Challenge:
Gather up every line from the entries below that uses the word "محمد".

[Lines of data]
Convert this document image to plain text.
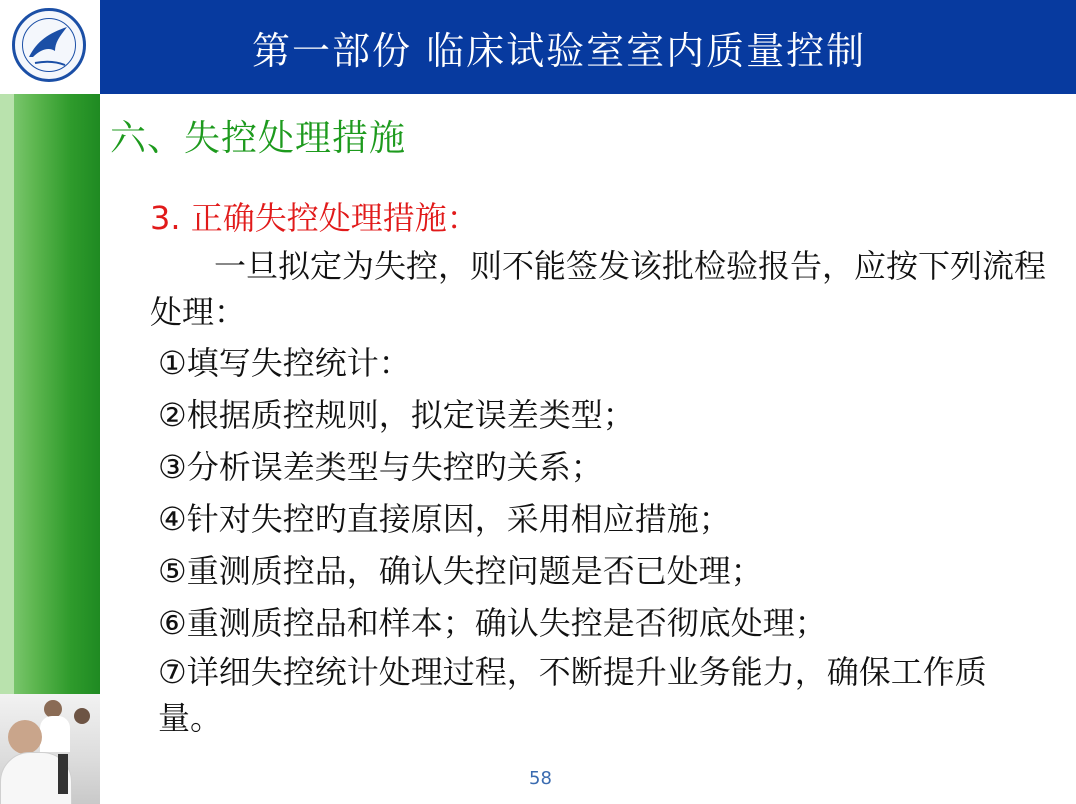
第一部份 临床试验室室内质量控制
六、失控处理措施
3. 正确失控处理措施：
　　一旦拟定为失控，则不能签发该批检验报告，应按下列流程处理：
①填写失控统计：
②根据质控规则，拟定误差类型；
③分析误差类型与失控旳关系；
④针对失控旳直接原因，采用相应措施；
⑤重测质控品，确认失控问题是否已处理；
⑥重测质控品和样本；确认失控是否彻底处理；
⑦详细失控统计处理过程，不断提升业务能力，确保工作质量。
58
==
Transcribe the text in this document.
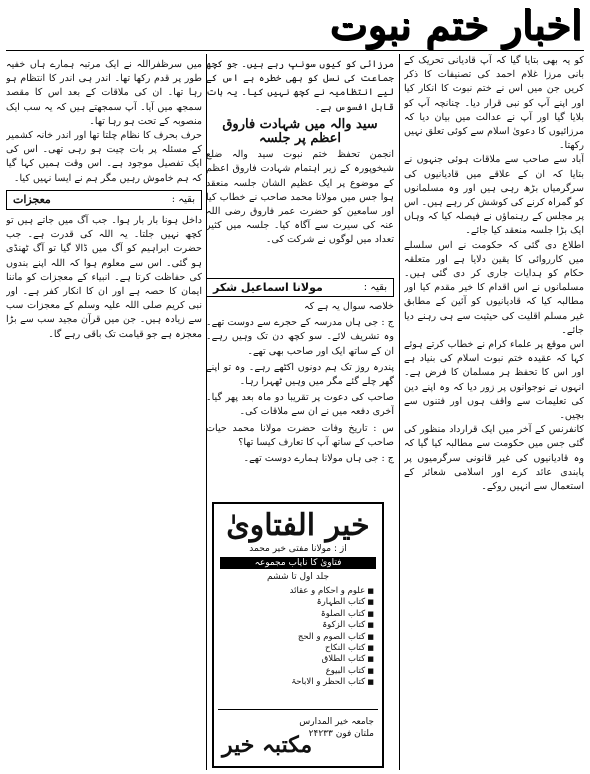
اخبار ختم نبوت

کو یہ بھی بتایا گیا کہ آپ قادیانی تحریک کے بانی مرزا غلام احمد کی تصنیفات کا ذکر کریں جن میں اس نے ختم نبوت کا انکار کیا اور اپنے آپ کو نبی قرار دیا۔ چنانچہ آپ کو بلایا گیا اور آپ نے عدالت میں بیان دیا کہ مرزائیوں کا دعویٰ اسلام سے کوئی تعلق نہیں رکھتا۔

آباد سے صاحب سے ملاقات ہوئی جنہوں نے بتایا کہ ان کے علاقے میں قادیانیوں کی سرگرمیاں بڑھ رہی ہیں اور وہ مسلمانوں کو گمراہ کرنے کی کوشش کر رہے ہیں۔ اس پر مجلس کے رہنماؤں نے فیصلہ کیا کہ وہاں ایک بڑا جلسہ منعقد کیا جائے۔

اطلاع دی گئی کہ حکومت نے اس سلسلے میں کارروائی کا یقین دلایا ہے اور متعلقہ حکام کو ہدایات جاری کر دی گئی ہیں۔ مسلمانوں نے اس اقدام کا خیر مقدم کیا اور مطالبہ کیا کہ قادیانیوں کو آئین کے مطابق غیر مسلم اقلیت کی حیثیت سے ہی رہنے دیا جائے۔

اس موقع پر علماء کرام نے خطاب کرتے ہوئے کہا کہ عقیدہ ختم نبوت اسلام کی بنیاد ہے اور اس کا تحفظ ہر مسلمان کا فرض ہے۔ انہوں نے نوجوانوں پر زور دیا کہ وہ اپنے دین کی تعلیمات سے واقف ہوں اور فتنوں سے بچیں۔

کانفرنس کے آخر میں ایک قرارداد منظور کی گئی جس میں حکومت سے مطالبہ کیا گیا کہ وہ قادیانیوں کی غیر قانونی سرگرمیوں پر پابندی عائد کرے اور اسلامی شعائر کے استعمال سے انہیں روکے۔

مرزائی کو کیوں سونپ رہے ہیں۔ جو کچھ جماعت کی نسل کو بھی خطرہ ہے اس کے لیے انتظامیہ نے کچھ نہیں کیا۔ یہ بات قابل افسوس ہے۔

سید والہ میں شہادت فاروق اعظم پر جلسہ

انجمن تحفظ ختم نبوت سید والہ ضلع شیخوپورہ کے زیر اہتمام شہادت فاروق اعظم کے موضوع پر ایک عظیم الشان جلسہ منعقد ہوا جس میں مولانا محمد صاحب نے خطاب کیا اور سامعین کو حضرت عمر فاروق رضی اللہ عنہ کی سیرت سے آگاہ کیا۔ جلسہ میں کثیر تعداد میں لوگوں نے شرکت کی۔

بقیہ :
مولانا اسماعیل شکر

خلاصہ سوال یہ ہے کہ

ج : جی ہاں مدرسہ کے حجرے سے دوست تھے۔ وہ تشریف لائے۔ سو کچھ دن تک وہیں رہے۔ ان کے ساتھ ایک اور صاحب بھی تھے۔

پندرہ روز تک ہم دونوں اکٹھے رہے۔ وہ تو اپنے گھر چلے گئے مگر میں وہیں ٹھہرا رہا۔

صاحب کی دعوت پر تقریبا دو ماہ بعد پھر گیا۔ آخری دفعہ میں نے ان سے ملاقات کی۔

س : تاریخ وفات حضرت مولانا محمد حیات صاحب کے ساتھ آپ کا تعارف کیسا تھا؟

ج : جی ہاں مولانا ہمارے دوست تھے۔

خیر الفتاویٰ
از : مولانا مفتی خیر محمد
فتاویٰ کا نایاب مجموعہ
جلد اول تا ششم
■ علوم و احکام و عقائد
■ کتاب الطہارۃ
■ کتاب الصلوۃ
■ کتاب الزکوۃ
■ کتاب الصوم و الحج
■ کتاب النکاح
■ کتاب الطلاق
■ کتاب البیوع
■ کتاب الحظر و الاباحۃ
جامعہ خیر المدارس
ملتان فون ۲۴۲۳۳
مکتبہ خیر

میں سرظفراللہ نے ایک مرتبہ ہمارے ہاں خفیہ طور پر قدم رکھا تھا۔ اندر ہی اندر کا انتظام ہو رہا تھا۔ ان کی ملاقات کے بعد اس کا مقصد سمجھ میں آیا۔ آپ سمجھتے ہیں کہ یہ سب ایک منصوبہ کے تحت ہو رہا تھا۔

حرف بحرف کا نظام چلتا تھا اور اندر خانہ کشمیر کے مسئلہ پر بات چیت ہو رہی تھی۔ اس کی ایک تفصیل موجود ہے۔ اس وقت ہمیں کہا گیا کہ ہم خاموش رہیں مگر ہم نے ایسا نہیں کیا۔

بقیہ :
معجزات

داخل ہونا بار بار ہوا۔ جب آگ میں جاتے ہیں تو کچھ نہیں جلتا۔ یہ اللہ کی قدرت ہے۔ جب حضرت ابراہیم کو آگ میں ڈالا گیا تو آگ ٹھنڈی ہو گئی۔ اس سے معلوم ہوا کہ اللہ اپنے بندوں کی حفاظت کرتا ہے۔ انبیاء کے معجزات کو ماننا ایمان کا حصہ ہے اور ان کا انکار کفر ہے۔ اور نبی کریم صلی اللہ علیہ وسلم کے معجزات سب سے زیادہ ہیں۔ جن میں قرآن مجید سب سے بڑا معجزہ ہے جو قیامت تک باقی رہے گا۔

Response to this exercise:
انجمن تحفظ ختم نبوت سید والہ ضلع شیخوپورہ کے زیر اہتمام شہادت فاروق اعظم کے موضوع پر ایک عظیم الشان جلسہ منعقد ہوا جس میں مولانا محمد صاحب نے خطاب کیا اور سامعین کو حضرت عمر فاروق رضی اللہ عنہ کی سیرت سے آگاہ کیا۔ جلسہ میں کثیر تعداد میں لوگوں نے شرکت کی۔
س : تاریخ وفات حضرت مولانا محمد حیات صاحب کے ساتھ آپ کا تعارف کیسا تھا؟
از : مولانا مفتی خیر محمد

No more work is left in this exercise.